__Problem description__
Make an exact copy of the data below, leaving out every picture.

═══ Extracted material ═══

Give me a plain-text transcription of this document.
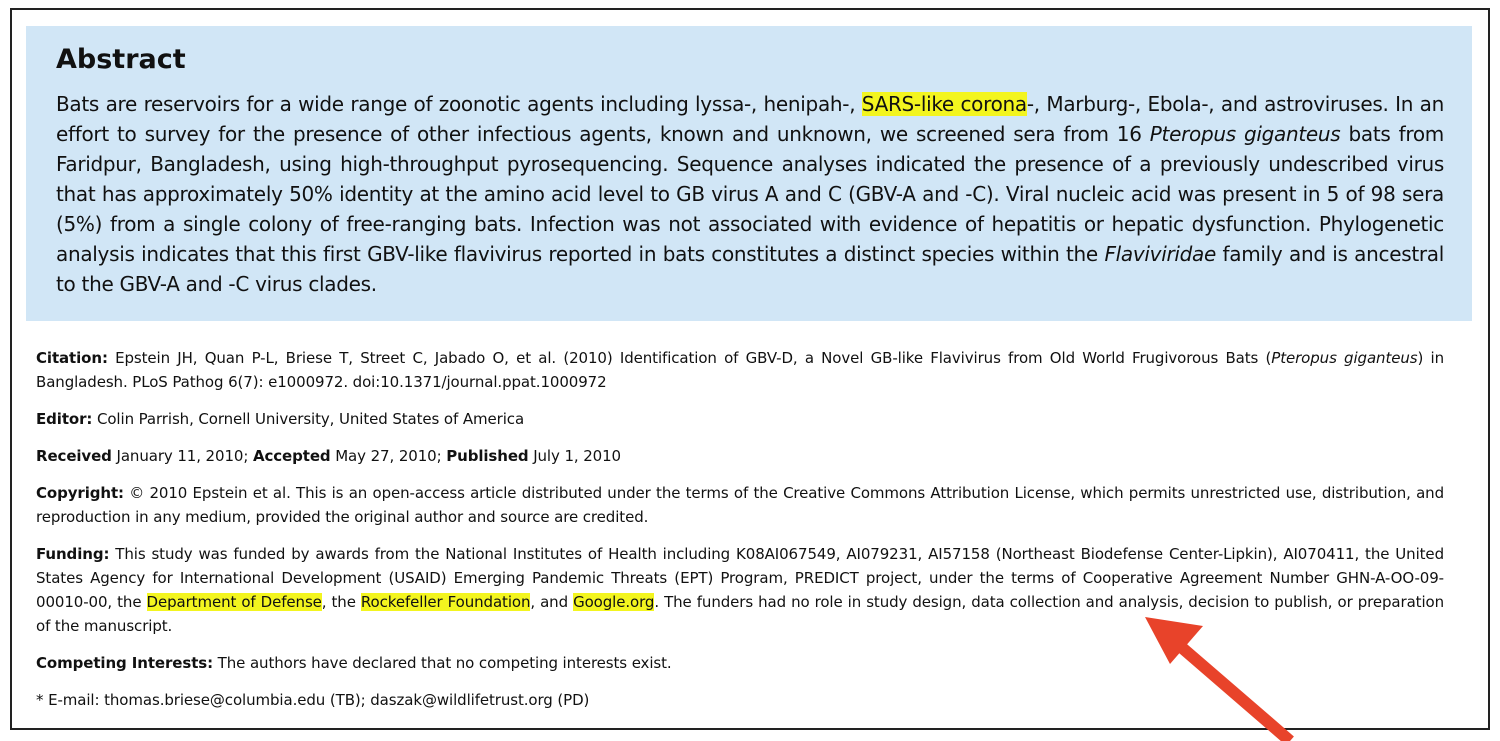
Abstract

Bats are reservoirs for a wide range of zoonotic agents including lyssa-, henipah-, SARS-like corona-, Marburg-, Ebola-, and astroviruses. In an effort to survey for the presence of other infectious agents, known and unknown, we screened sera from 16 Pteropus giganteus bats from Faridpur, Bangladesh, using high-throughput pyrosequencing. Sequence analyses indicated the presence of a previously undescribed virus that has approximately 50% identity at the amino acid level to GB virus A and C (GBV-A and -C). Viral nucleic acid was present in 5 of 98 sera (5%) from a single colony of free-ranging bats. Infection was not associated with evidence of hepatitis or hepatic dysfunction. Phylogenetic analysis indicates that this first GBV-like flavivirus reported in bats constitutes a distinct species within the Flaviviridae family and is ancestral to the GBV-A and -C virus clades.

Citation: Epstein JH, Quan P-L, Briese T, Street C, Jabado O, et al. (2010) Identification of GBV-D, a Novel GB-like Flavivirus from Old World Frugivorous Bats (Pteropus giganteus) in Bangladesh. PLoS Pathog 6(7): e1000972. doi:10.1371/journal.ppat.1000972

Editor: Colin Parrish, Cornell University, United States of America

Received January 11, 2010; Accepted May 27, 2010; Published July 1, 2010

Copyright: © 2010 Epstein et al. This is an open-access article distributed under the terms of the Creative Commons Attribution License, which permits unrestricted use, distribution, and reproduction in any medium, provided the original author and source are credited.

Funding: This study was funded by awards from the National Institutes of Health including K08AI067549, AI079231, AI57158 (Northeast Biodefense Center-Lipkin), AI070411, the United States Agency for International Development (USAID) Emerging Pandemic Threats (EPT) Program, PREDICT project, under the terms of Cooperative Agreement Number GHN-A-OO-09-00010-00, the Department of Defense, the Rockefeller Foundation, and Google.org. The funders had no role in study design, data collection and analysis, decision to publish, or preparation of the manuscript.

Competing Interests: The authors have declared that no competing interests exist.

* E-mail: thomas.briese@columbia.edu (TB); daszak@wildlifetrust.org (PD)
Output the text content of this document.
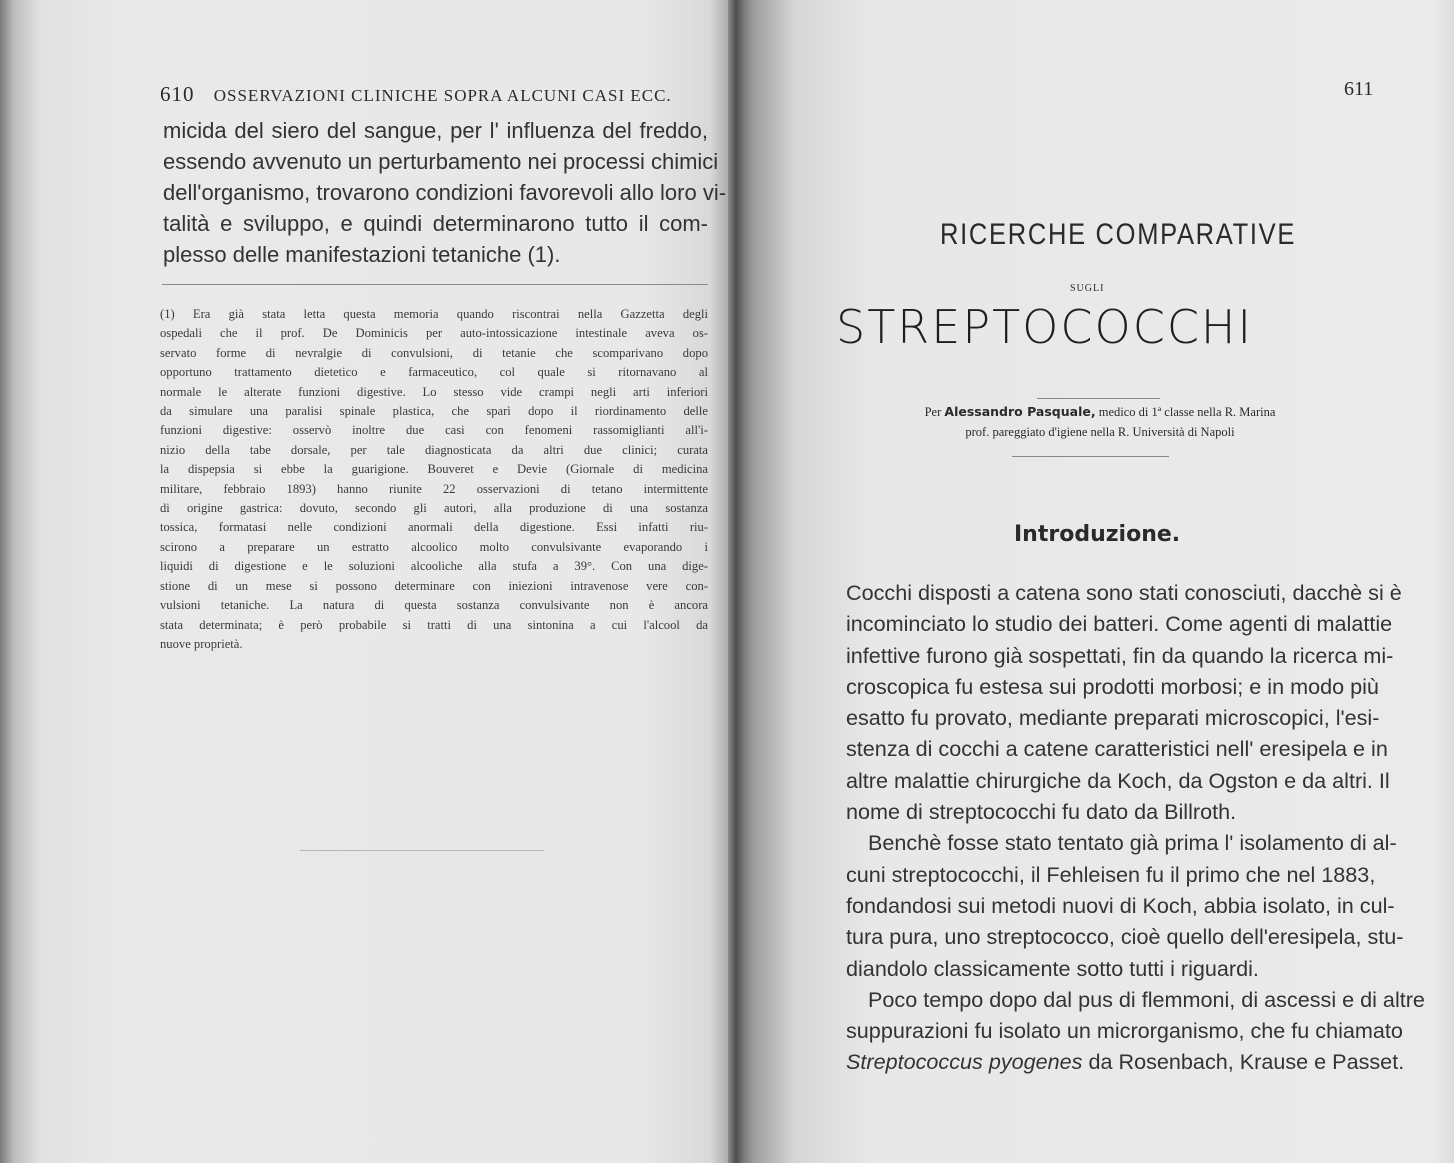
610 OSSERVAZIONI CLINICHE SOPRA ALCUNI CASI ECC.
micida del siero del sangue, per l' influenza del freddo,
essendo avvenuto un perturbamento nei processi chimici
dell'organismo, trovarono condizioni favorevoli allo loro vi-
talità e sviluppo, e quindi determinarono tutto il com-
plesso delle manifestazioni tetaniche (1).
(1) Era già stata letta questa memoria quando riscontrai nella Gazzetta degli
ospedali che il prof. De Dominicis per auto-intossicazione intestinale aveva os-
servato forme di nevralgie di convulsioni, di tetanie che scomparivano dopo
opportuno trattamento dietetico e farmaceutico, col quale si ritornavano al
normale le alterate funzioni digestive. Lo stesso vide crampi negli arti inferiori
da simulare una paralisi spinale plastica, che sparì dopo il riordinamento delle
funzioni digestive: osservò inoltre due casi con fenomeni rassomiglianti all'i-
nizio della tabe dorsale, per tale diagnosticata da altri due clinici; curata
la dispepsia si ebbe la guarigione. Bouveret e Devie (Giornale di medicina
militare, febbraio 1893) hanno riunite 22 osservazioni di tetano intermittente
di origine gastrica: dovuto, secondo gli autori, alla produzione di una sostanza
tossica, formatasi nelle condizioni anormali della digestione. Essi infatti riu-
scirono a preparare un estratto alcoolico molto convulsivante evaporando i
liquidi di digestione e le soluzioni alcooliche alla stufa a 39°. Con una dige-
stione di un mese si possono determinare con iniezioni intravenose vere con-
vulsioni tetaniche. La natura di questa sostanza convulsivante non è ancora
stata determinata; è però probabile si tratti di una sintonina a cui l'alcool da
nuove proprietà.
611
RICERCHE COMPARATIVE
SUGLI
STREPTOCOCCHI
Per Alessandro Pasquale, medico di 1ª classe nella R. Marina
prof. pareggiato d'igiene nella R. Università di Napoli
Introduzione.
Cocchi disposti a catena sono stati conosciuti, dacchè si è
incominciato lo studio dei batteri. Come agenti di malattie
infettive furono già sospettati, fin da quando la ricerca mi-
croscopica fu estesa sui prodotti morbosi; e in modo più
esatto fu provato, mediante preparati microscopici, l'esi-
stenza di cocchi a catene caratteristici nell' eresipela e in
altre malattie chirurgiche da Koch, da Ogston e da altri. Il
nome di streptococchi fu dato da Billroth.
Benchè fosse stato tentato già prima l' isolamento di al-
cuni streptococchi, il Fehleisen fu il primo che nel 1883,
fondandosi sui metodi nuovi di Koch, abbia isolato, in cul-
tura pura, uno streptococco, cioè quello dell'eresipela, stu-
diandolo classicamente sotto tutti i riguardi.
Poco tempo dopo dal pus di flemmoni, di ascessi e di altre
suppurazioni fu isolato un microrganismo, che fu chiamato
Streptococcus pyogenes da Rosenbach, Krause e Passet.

═══

__Task answer__
Give me a plain-text transcription of this document.
Abstract

Bats are reservoirs for a wide range of zoonotic agents including lyssa-, henipah-, SARS-like corona-, Marburg-, Ebola-, and astroviruses. In an effort to survey for the presence of other infectious agents, known and unknown, we screened sera from 16 Pteropus giganteus bats from Faridpur, Bangladesh, using high-throughput pyrosequencing. Sequence analyses indicated the presence of a previously undescribed virus that has approximately 50% identity at the amino acid level to GB virus A and C (GBV-A and -C). Viral nucleic acid was present in 5 of 98 sera (5%) from a single colony of free-ranging bats. Infection was not associated with evidence of hepatitis or hepatic dysfunction. Phylogenetic analysis indicates that this first GBV-like flavivirus reported in bats constitutes a distinct species within the Flaviviridae family and is ancestral to the GBV-A and -C virus clades.

Citation: Epstein JH, Quan P-L, Briese T, Street C, Jabado O, et al. (2010) Identification of GBV-D, a Novel GB-like Flavivirus from Old World Frugivorous Bats (Pteropus giganteus) in Bangladesh. PLoS Pathog 6(7): e1000972. doi:10.1371/journal.ppat.1000972

Editor: Colin Parrish, Cornell University, United States of America

Received January 11, 2010; Accepted May 27, 2010; Published July 1, 2010

Copyright: © 2010 Epstein et al. This is an open-access article distributed under the terms of the Creative Commons Attribution License, which permits unrestricted use, distribution, and reproduction in any medium, provided the original author and source are credited.

Funding: This study was funded by awards from the National Institutes of Health including K08AI067549, AI079231, AI57158 (Northeast Biodefense Center-Lipkin), AI070411, the United States Agency for International Development (USAID) Emerging Pandemic Threats (EPT) Program, PREDICT project, under the terms of Cooperative Agreement Number GHN-A-OO-09-00010-00, the Department of Defense, the Rockefeller Foundation, and Google.org. The funders had no role in study design, data collection and analysis, decision to publish, or preparation of the manuscript.

Competing Interests: The authors have declared that no competing interests exist.

* E-mail: thomas.briese@columbia.edu (TB); daszak@wildlifetrust.org (PD)
Output the text content of this document.
610 OSSERVAZIONI CLINICHE SOPRA ALCUNI CASI ECC.
micida del siero del sangue, per l' influenza del freddo,
essendo avvenuto un perturbamento nei processi chimici
dell'organismo, trovarono condizioni favorevoli allo loro vi-
talità e sviluppo, e quindi determinarono tutto il com-
plesso delle manifestazioni tetaniche (1).
(1) Era già stata letta questa memoria quando riscontrai nella Gazzetta degli
ospedali che il prof. De Dominicis per auto-intossicazione intestinale aveva os-
servato forme di nevralgie di convulsioni, di tetanie che scomparivano dopo
opportuno trattamento dietetico e farmaceutico, col quale si ritornavano al
normale le alterate funzioni digestive. Lo stesso vide crampi negli arti inferiori
da simulare una paralisi spinale plastica, che sparì dopo il riordinamento delle
funzioni digestive: osservò inoltre due casi con fenomeni rassomiglianti all'i-
nizio della tabe dorsale, per tale diagnosticata da altri due clinici; curata
la dispepsia si ebbe la guarigione. Bouveret e Devie (Giornale di medicina
militare, febbraio 1893) hanno riunite 22 osservazioni di tetano intermittente
di origine gastrica: dovuto, secondo gli autori, alla produzione di una sostanza
tossica, formatasi nelle condizioni anormali della digestione. Essi infatti riu-
scirono a preparare un estratto alcoolico molto convulsivante evaporando i
liquidi di digestione e le soluzioni alcooliche alla stufa a 39°. Con una dige-
stione di un mese si possono determinare con iniezioni intravenose vere con-
vulsioni tetaniche. La natura di questa sostanza convulsivante non è ancora
stata determinata; è però probabile si tratti di una sintonina a cui l'alcool da
nuove proprietà.
611
RICERCHE COMPARATIVE
SUGLI
STREPTOCOCCHI
Per Alessandro Pasquale, medico di 1ª classe nella R. Marina
prof. pareggiato d'igiene nella R. Università di Napoli
Introduzione.
Cocchi disposti a catena sono stati conosciuti, dacchè si è
incominciato lo studio dei batteri. Come agenti di malattie
infettive furono già sospettati, fin da quando la ricerca mi-
croscopica fu estesa sui prodotti morbosi; e in modo più
esatto fu provato, mediante preparati microscopici, l'esi-
stenza di cocchi a catene caratteristici nell' eresipela e in
altre malattie chirurgiche da Koch, da Ogston e da altri. Il
nome di streptococchi fu dato da Billroth.
Benchè fosse stato tentato già prima l' isolamento di al-
cuni streptococchi, il Fehleisen fu il primo che nel 1883,
fondandosi sui metodi nuovi di Koch, abbia isolato, in cul-
tura pura, uno streptococco, cioè quello dell'eresipela, stu-
diandolo classicamente sotto tutti i riguardi.
Poco tempo dopo dal pus di flemmoni, di ascessi e di altre
suppurazioni fu isolato un microrganismo, che fu chiamato
Streptococcus pyogenes da Rosenbach, Krause e Passet.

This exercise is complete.